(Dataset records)
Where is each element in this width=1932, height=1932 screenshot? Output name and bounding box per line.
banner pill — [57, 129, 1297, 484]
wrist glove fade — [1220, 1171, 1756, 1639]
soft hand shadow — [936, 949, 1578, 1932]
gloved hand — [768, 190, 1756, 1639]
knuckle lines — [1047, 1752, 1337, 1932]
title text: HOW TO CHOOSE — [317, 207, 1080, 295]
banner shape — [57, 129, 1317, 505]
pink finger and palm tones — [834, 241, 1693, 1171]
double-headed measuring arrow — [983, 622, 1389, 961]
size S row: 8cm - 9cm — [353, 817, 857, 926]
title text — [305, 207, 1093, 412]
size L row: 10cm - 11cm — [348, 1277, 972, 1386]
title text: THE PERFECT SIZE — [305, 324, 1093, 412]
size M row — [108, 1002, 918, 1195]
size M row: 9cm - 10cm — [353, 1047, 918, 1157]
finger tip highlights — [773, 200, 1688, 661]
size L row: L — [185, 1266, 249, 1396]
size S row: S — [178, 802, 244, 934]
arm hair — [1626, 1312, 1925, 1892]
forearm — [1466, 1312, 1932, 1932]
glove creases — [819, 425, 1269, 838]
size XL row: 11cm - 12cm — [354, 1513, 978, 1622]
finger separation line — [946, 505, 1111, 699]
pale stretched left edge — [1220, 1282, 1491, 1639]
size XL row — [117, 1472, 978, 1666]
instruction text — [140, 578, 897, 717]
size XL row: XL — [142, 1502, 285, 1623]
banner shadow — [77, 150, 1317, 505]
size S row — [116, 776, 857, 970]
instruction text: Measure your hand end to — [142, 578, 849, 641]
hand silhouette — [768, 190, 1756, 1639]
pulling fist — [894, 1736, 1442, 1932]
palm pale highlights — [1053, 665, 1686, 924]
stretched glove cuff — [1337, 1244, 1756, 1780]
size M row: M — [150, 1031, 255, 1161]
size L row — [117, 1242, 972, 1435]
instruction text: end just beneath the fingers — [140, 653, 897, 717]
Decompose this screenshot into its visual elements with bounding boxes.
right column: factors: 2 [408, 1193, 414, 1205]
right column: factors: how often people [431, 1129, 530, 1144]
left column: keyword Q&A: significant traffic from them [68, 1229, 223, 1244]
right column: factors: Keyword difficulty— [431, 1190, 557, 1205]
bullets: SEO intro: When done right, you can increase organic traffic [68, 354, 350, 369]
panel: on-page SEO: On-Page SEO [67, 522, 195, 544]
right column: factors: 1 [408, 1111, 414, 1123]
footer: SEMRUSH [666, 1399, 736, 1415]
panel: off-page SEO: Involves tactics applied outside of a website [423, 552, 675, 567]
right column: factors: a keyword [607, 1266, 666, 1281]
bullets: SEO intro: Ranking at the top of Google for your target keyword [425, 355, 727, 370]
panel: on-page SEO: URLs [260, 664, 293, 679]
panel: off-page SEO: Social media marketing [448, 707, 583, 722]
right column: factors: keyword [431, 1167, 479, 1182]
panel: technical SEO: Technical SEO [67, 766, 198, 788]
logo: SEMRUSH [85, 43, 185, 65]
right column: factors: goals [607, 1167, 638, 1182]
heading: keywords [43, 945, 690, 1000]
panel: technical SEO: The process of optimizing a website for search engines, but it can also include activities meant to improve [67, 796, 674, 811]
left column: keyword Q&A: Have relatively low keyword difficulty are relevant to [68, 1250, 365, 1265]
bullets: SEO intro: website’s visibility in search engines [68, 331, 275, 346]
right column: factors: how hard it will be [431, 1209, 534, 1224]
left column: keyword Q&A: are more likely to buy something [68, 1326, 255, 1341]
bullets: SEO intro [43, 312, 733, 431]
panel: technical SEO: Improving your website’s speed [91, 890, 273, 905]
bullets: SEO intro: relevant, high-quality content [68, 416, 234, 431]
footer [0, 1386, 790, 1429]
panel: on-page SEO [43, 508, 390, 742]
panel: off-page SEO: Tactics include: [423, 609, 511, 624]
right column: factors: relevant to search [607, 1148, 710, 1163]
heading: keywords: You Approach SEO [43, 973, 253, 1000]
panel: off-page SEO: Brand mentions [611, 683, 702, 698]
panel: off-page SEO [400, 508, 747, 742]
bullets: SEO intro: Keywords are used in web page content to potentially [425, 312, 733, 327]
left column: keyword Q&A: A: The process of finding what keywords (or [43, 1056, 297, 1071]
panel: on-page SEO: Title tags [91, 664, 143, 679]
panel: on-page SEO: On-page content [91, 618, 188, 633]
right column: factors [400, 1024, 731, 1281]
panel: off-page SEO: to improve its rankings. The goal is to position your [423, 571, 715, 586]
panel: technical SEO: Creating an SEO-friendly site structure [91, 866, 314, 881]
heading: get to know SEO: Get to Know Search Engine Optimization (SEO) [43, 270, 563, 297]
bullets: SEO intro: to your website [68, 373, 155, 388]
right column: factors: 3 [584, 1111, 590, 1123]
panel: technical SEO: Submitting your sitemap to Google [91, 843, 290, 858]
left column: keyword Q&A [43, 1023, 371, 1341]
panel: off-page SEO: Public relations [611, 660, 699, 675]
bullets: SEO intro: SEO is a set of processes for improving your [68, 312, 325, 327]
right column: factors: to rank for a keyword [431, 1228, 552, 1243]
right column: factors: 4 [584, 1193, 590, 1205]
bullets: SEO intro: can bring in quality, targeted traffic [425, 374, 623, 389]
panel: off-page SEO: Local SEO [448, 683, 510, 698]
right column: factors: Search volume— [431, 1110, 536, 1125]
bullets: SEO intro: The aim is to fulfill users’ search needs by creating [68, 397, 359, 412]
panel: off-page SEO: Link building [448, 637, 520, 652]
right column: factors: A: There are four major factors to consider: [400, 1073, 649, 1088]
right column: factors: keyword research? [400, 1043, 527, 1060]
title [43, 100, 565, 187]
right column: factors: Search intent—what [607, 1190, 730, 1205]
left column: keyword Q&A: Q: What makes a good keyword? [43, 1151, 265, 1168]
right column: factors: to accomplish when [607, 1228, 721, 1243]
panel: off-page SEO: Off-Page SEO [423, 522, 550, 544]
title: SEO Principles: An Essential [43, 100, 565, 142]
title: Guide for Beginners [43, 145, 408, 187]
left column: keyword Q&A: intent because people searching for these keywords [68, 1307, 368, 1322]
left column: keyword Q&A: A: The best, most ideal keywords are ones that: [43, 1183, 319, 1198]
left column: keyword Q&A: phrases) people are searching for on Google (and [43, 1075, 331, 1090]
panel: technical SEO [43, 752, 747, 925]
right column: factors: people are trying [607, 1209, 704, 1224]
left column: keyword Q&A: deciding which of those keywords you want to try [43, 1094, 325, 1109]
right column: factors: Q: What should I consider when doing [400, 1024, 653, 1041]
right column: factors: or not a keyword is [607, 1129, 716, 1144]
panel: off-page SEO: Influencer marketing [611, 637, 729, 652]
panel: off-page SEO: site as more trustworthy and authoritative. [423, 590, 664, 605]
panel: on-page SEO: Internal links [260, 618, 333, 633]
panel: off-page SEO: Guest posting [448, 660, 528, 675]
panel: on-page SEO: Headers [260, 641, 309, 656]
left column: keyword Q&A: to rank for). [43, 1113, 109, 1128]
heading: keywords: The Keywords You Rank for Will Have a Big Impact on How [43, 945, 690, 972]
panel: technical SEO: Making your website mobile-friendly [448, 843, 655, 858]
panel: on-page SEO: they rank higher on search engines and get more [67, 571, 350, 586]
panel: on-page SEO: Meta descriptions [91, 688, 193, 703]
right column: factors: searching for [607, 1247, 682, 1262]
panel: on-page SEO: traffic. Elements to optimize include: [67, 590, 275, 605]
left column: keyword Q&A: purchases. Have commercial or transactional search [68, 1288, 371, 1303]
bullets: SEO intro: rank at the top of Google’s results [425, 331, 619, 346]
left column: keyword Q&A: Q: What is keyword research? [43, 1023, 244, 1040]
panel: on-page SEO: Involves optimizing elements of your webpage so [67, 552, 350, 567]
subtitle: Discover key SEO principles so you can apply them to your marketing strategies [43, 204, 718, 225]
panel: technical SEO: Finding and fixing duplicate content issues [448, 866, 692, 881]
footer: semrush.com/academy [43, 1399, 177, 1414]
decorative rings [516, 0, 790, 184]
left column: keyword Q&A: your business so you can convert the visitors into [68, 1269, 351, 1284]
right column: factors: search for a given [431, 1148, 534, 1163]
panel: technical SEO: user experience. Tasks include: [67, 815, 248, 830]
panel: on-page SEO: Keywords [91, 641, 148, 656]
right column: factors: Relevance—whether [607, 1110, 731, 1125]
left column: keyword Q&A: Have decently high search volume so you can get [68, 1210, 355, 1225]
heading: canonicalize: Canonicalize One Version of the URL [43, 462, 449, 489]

- What you should do:
Render the records, from their first line through the line containing "size L row: 10cm", as a Markdown table with the columns Line and Content. Give each nonblank line its own row, with its row number under Line.

- Written response:
| Line | Content |
|---|---|
| 1 | Where is each element in this width=1932, height=1932 screenshot? Output name and bounding box per line. |
| 2 | banner pill — [57, 129, 1297, 484] |
| 3 | wrist glove fade — [1220, 1171, 1756, 1639] |
| 4 | soft hand shadow — [936, 949, 1578, 1932] |
| 5 | gloved hand — [768, 190, 1756, 1639] |
| 6 | knuckle lines — [1047, 1752, 1337, 1932] |
| 7 | title text: HOW TO CHOOSE — [317, 207, 1080, 295] |
| 8 | banner shape — [57, 129, 1317, 505] |
| 9 | pink finger and palm tones — [834, 241, 1693, 1171] |
| 10 | double-headed measuring arrow — [983, 622, 1389, 961] |
| 11 | size S row: 8cm - 9cm — [353, 817, 857, 926] |
| 12 | title text — [305, 207, 1093, 412] |
| 13 | size L row: 10cm - 11cm — [348, 1277, 972, 1386] |